Data entries:
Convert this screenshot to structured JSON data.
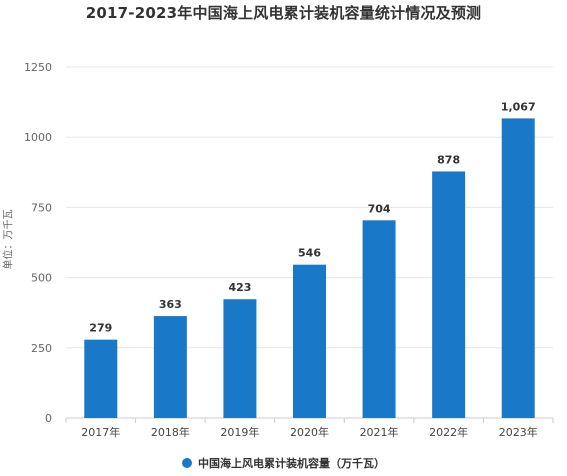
{
  "chart_data": {
    "type": "bar",
    "title": "2017-2023年中国海上风电累计装机容量统计情况及预测",
    "categories": [
      "2017年",
      "2018年",
      "2019年",
      "2020年",
      "2021年",
      "2022年",
      "2023年"
    ],
    "series": [
      {
        "name": "中国海上风电累计装机容量（万千瓦）",
        "values": [
          279,
          363,
          423,
          546,
          704,
          878,
          1067
        ],
        "value_labels": [
          "279",
          "363",
          "423",
          "546",
          "704",
          "878",
          "1,067"
        ]
      }
    ],
    "yticks": [
      "0",
      "250",
      "500",
      "750",
      "1000",
      "1250"
    ],
    "ylim": [
      0,
      1250
    ],
    "ylabel": "单位：万千瓦",
    "xlabel": "",
    "grid": true,
    "legend_position": "bottom-center",
    "bar_color": "#1a78c8"
  },
  "colors": {
    "bar": "#1a78c8",
    "grid": "#e6e6e6",
    "axis": "#cccccc",
    "text": "#333333"
  }
}
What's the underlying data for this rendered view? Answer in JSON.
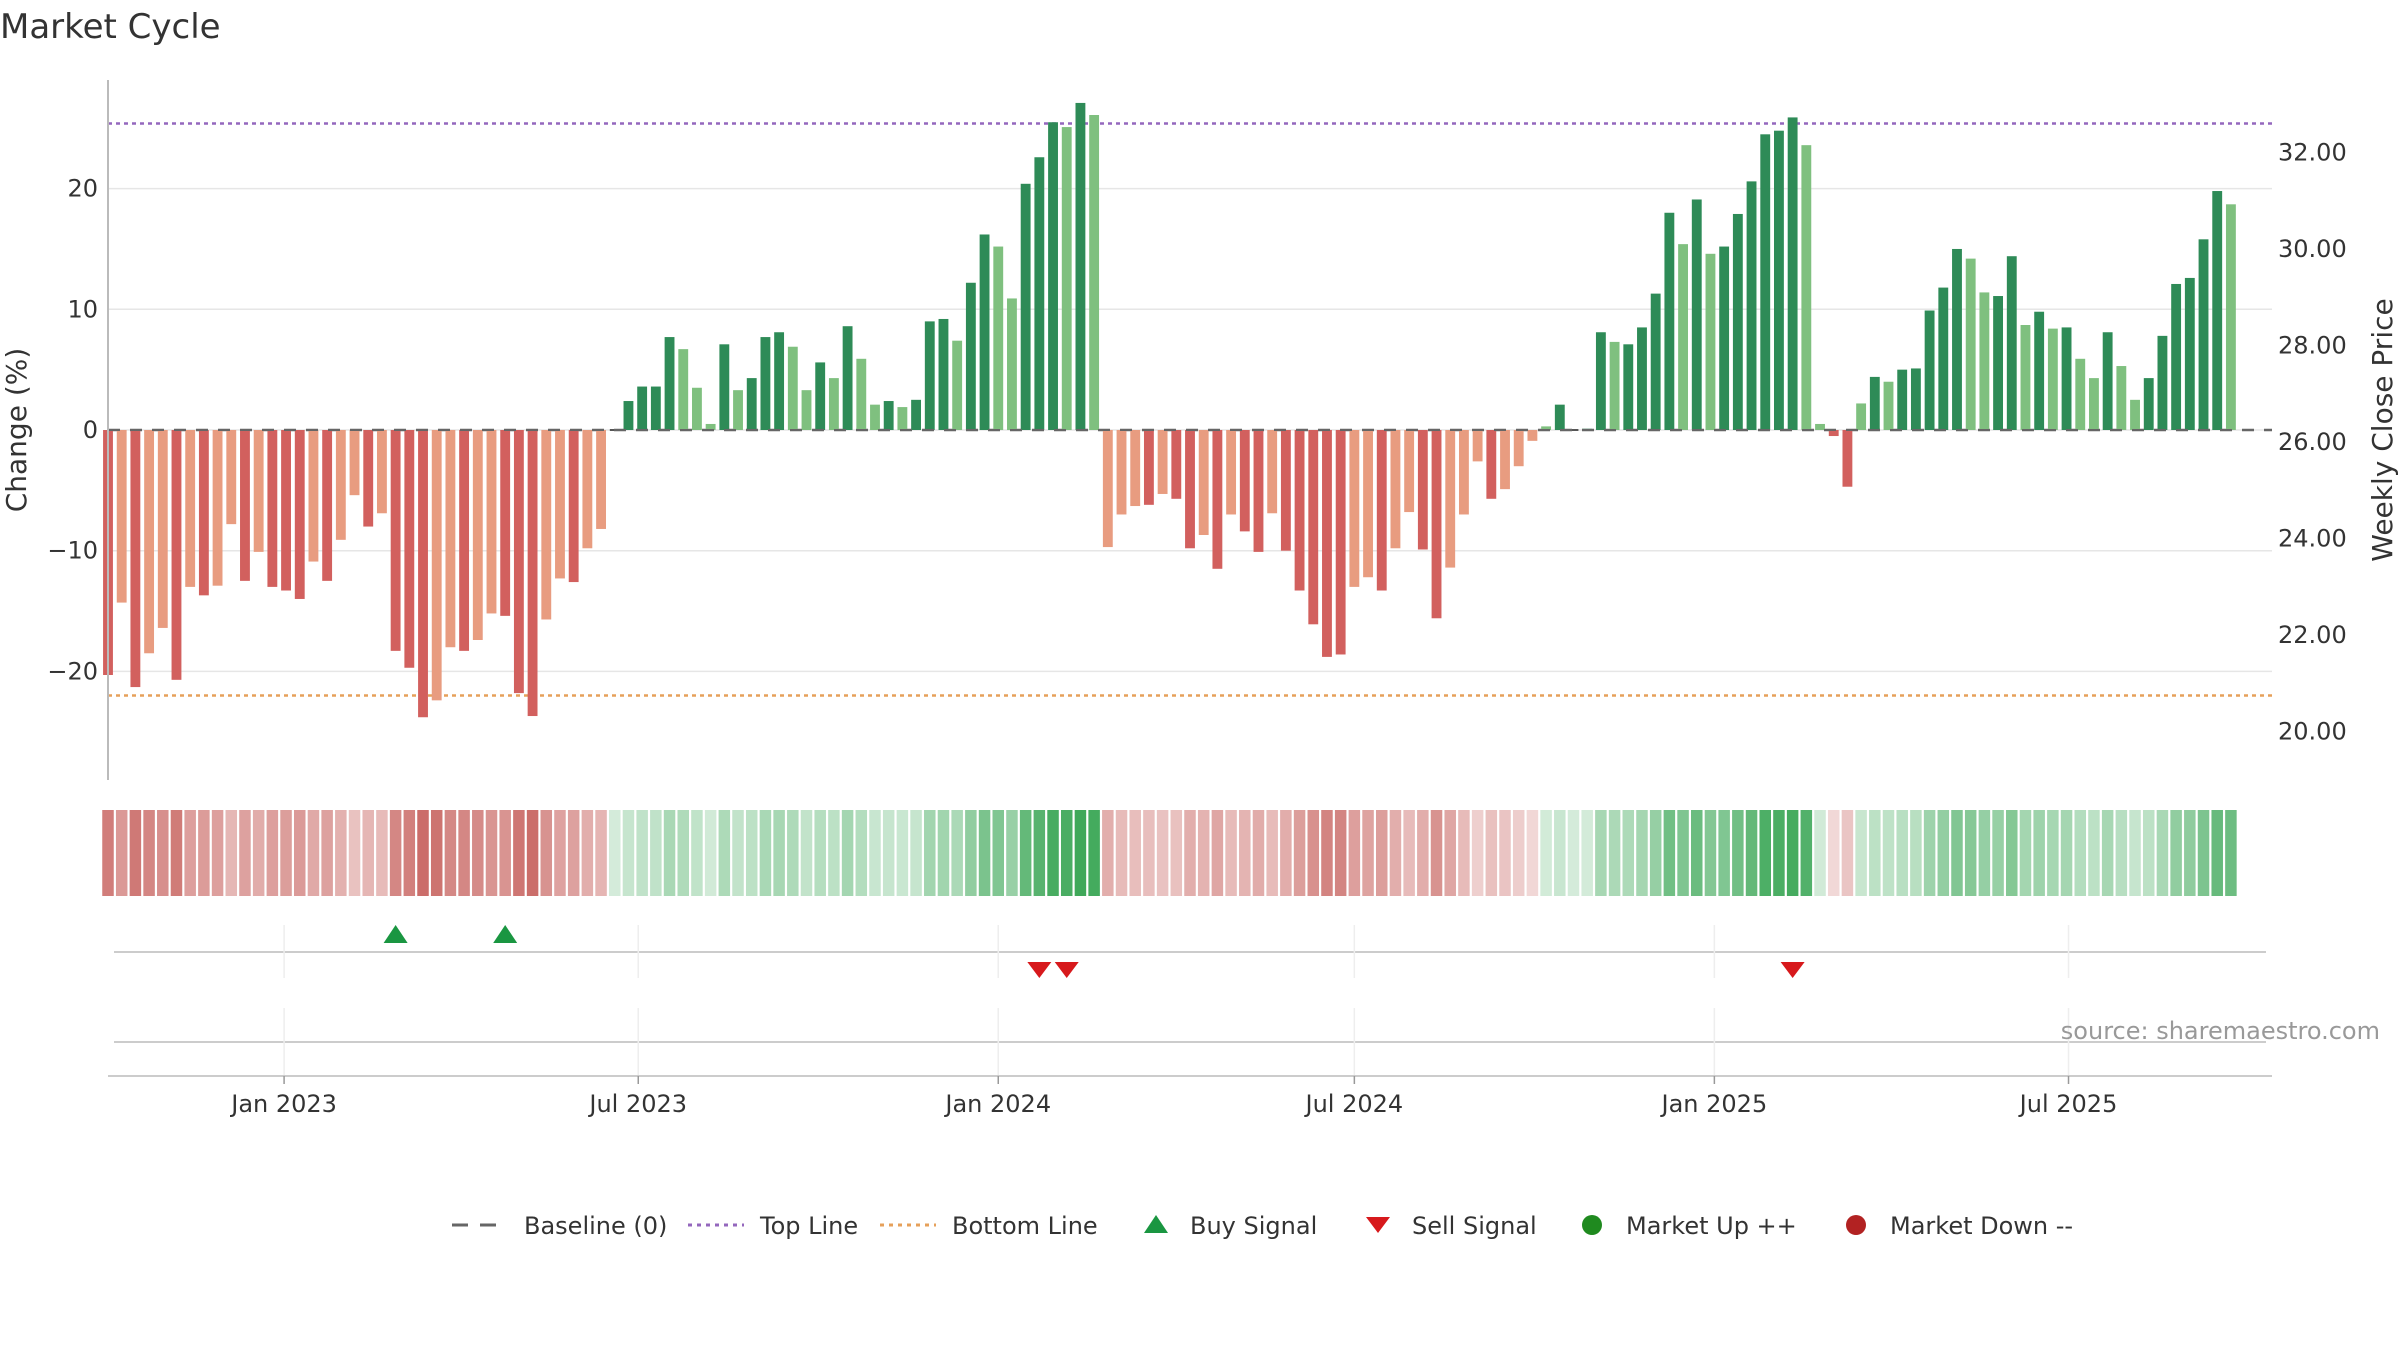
{
  "chart_data": {
    "type": "bar",
    "title": "Market Cycle",
    "ylabel": "Change (%)",
    "y2label": "Weekly Close Price",
    "ylim": [
      -29,
      29
    ],
    "y2lim": [
      19.0,
      33.5
    ],
    "yticks": [
      -20,
      -10,
      0,
      10,
      20
    ],
    "yticks_labels": [
      "−20",
      "−10",
      "0",
      "10",
      "20"
    ],
    "y2ticks": [
      20,
      22,
      24,
      26,
      28,
      30,
      32
    ],
    "y2ticks_labels": [
      "20.00",
      "22.00",
      "24.00",
      "26.00",
      "28.00",
      "30.00",
      "32.00"
    ],
    "xlim": [
      "2022-10-03",
      "2025-10-13"
    ],
    "xticks": [
      {
        "date": "2023-01-01",
        "label": "Jan 2023"
      },
      {
        "date": "2023-07-01",
        "label": "Jul 2023"
      },
      {
        "date": "2024-01-01",
        "label": "Jan 2024"
      },
      {
        "date": "2024-07-01",
        "label": "Jul 2024"
      },
      {
        "date": "2025-01-01",
        "label": "Jan 2025"
      },
      {
        "date": "2025-07-01",
        "label": "Jul 2025"
      }
    ],
    "start_date": "2022-10-03",
    "interval_days": 7,
    "values": [
      -20.3,
      -14.3,
      -21.3,
      -18.5,
      -16.4,
      -20.7,
      -13.0,
      -13.7,
      -12.9,
      -7.8,
      -12.5,
      -10.1,
      -13.0,
      -13.3,
      -14.0,
      -10.9,
      -12.5,
      -9.1,
      -5.4,
      -8.0,
      -6.9,
      -18.3,
      -19.7,
      -23.8,
      -22.4,
      -18.0,
      -18.3,
      -17.4,
      -15.2,
      -15.4,
      -21.8,
      -23.7,
      -15.7,
      -12.3,
      -12.6,
      -9.8,
      -8.2,
      0.0,
      2.4,
      3.6,
      3.6,
      7.7,
      6.7,
      3.5,
      0.5,
      7.1,
      3.3,
      4.3,
      7.7,
      8.1,
      6.9,
      3.3,
      5.6,
      4.3,
      8.6,
      5.9,
      2.1,
      2.4,
      1.9,
      2.5,
      9.0,
      9.2,
      7.4,
      12.2,
      16.2,
      15.2,
      10.9,
      20.4,
      22.6,
      25.5,
      25.1,
      27.1,
      26.1,
      -9.7,
      -7.0,
      -6.3,
      -6.2,
      -5.3,
      -5.7,
      -9.8,
      -8.7,
      -11.5,
      -7.0,
      -8.4,
      -10.1,
      -6.9,
      -10.0,
      -13.3,
      -16.1,
      -18.8,
      -18.6,
      -13.0,
      -12.2,
      -13.3,
      -9.8,
      -6.8,
      -9.9,
      -15.6,
      -11.4,
      -7.0,
      -2.6,
      -5.7,
      -4.9,
      -3.0,
      -0.9,
      0.3,
      2.1,
      0.0,
      0.1,
      8.1,
      7.3,
      7.1,
      8.5,
      11.3,
      18.0,
      15.4,
      19.1,
      14.6,
      15.2,
      17.9,
      20.6,
      24.5,
      24.8,
      25.9,
      23.6,
      0.5,
      -0.5,
      -4.7,
      2.2,
      4.4,
      4.0,
      5.0,
      5.1,
      9.9,
      11.8,
      15.0,
      14.2,
      11.4,
      11.1,
      14.4,
      8.7,
      9.8,
      8.4,
      8.5,
      5.9,
      4.3,
      8.1,
      5.3,
      2.5,
      4.3,
      7.8,
      12.1,
      12.6,
      15.8,
      19.8,
      18.7
    ],
    "reference_lines": [
      {
        "name": "Baseline (0)",
        "value": 0,
        "color": "#666666",
        "style": "dashed"
      },
      {
        "name": "Top Line",
        "value": 25.4,
        "color": "#9467bd",
        "style": "dotted"
      },
      {
        "name": "Bottom Line",
        "value": -22.0,
        "color": "#e6a05a",
        "style": "dotted"
      }
    ],
    "buy_signals": [
      "2023-02-27",
      "2023-04-24"
    ],
    "sell_signals": [
      "2024-01-22",
      "2024-02-05",
      "2025-02-10"
    ],
    "market_up_signals": [],
    "market_down_signals": [],
    "legend": [
      {
        "name": "Baseline (0)",
        "symbol": "dash",
        "color": "#666666"
      },
      {
        "name": "Top Line",
        "symbol": "dot",
        "color": "#9467bd"
      },
      {
        "name": "Bottom Line",
        "symbol": "dot",
        "color": "#e6a05a"
      },
      {
        "name": "Buy Signal",
        "symbol": "triangle-up",
        "color": "#1a9641"
      },
      {
        "name": "Sell Signal",
        "symbol": "triangle-down",
        "color": "#d7191c"
      },
      {
        "name": "Market Up ++",
        "symbol": "circle",
        "color": "#1f8a1f"
      },
      {
        "name": "Market Down --",
        "symbol": "circle",
        "color": "#b22222"
      }
    ],
    "legend_position": "bottom",
    "grid": true,
    "colors": {
      "up_strong": "#2e8b57",
      "up_weak": "#7fc07f",
      "down_strong": "#d2605e",
      "down_weak": "#e89c80",
      "strip_up": "#3aa655",
      "strip_down": "#c45a56"
    }
  },
  "source": "source: sharemaestro.com"
}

● To be done: Quote every line word for word and keep the images out of the copy.

● Result for this task:
Convert this screenshot to structured JSON data.
{
  "chart_data": {
    "type": "bar",
    "title": "2017-2023年中国海上风电累计装机容量统计情况及预测",
    "categories": [
      "2017年",
      "2018年",
      "2019年",
      "2020年",
      "2021年",
      "2022年",
      "2023年"
    ],
    "series": [
      {
        "name": "中国海上风电累计装机容量（万千瓦）",
        "values": [
          279,
          363,
          423,
          546,
          704,
          878,
          1067
        ],
        "value_labels": [
          "279",
          "363",
          "423",
          "546",
          "704",
          "878",
          "1,067"
        ]
      }
    ],
    "yticks": [
      "0",
      "250",
      "500",
      "750",
      "1000",
      "1250"
    ],
    "ylim": [
      0,
      1250
    ],
    "ylabel": "单位：万千瓦",
    "xlabel": "",
    "grid": true,
    "legend_position": "bottom-center",
    "bar_color": "#1a78c8"
  },
  "colors": {
    "bar": "#1a78c8",
    "grid": "#e6e6e6",
    "axis": "#cccccc",
    "text": "#333333"
  }
}
What's the underlying data for this rendered view? Answer in JSON.
{
  "chart_data": {
    "type": "bar",
    "title": "Market Cycle",
    "ylabel": "Change (%)",
    "y2label": "Weekly Close Price",
    "ylim": [
      -29,
      29
    ],
    "y2lim": [
      19.0,
      33.5
    ],
    "yticks": [
      -20,
      -10,
      0,
      10,
      20
    ],
    "yticks_labels": [
      "−20",
      "−10",
      "0",
      "10",
      "20"
    ],
    "y2ticks": [
      20,
      22,
      24,
      26,
      28,
      30,
      32
    ],
    "y2ticks_labels": [
      "20.00",
      "22.00",
      "24.00",
      "26.00",
      "28.00",
      "30.00",
      "32.00"
    ],
    "xlim": [
      "2022-10-03",
      "2025-10-13"
    ],
    "xticks": [
      {
        "date": "2023-01-01",
        "label": "Jan 2023"
      },
      {
        "date": "2023-07-01",
        "label": "Jul 2023"
      },
      {
        "date": "2024-01-01",
        "label": "Jan 2024"
      },
      {
        "date": "2024-07-01",
        "label": "Jul 2024"
      },
      {
        "date": "2025-01-01",
        "label": "Jan 2025"
      },
      {
        "date": "2025-07-01",
        "label": "Jul 2025"
      }
    ],
    "start_date": "2022-10-03",
    "interval_days": 7,
    "values": [
      -20.3,
      -14.3,
      -21.3,
      -18.5,
      -16.4,
      -20.7,
      -13.0,
      -13.7,
      -12.9,
      -7.8,
      -12.5,
      -10.1,
      -13.0,
      -13.3,
      -14.0,
      -10.9,
      -12.5,
      -9.1,
      -5.4,
      -8.0,
      -6.9,
      -18.3,
      -19.7,
      -23.8,
      -22.4,
      -18.0,
      -18.3,
      -17.4,
      -15.2,
      -15.4,
      -21.8,
      -23.7,
      -15.7,
      -12.3,
      -12.6,
      -9.8,
      -8.2,
      0.0,
      2.4,
      3.6,
      3.6,
      7.7,
      6.7,
      3.5,
      0.5,
      7.1,
      3.3,
      4.3,
      7.7,
      8.1,
      6.9,
      3.3,
      5.6,
      4.3,
      8.6,
      5.9,
      2.1,
      2.4,
      1.9,
      2.5,
      9.0,
      9.2,
      7.4,
      12.2,
      16.2,
      15.2,
      10.9,
      20.4,
      22.6,
      25.5,
      25.1,
      27.1,
      26.1,
      -9.7,
      -7.0,
      -6.3,
      -6.2,
      -5.3,
      -5.7,
      -9.8,
      -8.7,
      -11.5,
      -7.0,
      -8.4,
      -10.1,
      -6.9,
      -10.0,
      -13.3,
      -16.1,
      -18.8,
      -18.6,
      -13.0,
      -12.2,
      -13.3,
      -9.8,
      -6.8,
      -9.9,
      -15.6,
      -11.4,
      -7.0,
      -2.6,
      -5.7,
      -4.9,
      -3.0,
      -0.9,
      0.3,
      2.1,
      0.0,
      0.1,
      8.1,
      7.3,
      7.1,
      8.5,
      11.3,
      18.0,
      15.4,
      19.1,
      14.6,
      15.2,
      17.9,
      20.6,
      24.5,
      24.8,
      25.9,
      23.6,
      0.5,
      -0.5,
      -4.7,
      2.2,
      4.4,
      4.0,
      5.0,
      5.1,
      9.9,
      11.8,
      15.0,
      14.2,
      11.4,
      11.1,
      14.4,
      8.7,
      9.8,
      8.4,
      8.5,
      5.9,
      4.3,
      8.1,
      5.3,
      2.5,
      4.3,
      7.8,
      12.1,
      12.6,
      15.8,
      19.8,
      18.7
    ],
    "reference_lines": [
      {
        "name": "Baseline (0)",
        "value": 0,
        "color": "#666666",
        "style": "dashed"
      },
      {
        "name": "Top Line",
        "value": 25.4,
        "color": "#9467bd",
        "style": "dotted"
      },
      {
        "name": "Bottom Line",
        "value": -22.0,
        "color": "#e6a05a",
        "style": "dotted"
      }
    ],
    "buy_signals": [
      "2023-02-27",
      "2023-04-24"
    ],
    "sell_signals": [
      "2024-01-22",
      "2024-02-05",
      "2025-02-10"
    ],
    "market_up_signals": [],
    "market_down_signals": [],
    "legend": [
      {
        "name": "Baseline (0)",
        "symbol": "dash",
        "color": "#666666"
      },
      {
        "name": "Top Line",
        "symbol": "dot",
        "color": "#9467bd"
      },
      {
        "name": "Bottom Line",
        "symbol": "dot",
        "color": "#e6a05a"
      },
      {
        "name": "Buy Signal",
        "symbol": "triangle-up",
        "color": "#1a9641"
      },
      {
        "name": "Sell Signal",
        "symbol": "triangle-down",
        "color": "#d7191c"
      },
      {
        "name": "Market Up ++",
        "symbol": "circle",
        "color": "#1f8a1f"
      },
      {
        "name": "Market Down --",
        "symbol": "circle",
        "color": "#b22222"
      }
    ],
    "legend_position": "bottom",
    "grid": true,
    "colors": {
      "up_strong": "#2e8b57",
      "up_weak": "#7fc07f",
      "down_strong": "#d2605e",
      "down_weak": "#e89c80",
      "strip_up": "#3aa655",
      "strip_down": "#c45a56"
    }
  },
  "source": "source: sharemaestro.com"
}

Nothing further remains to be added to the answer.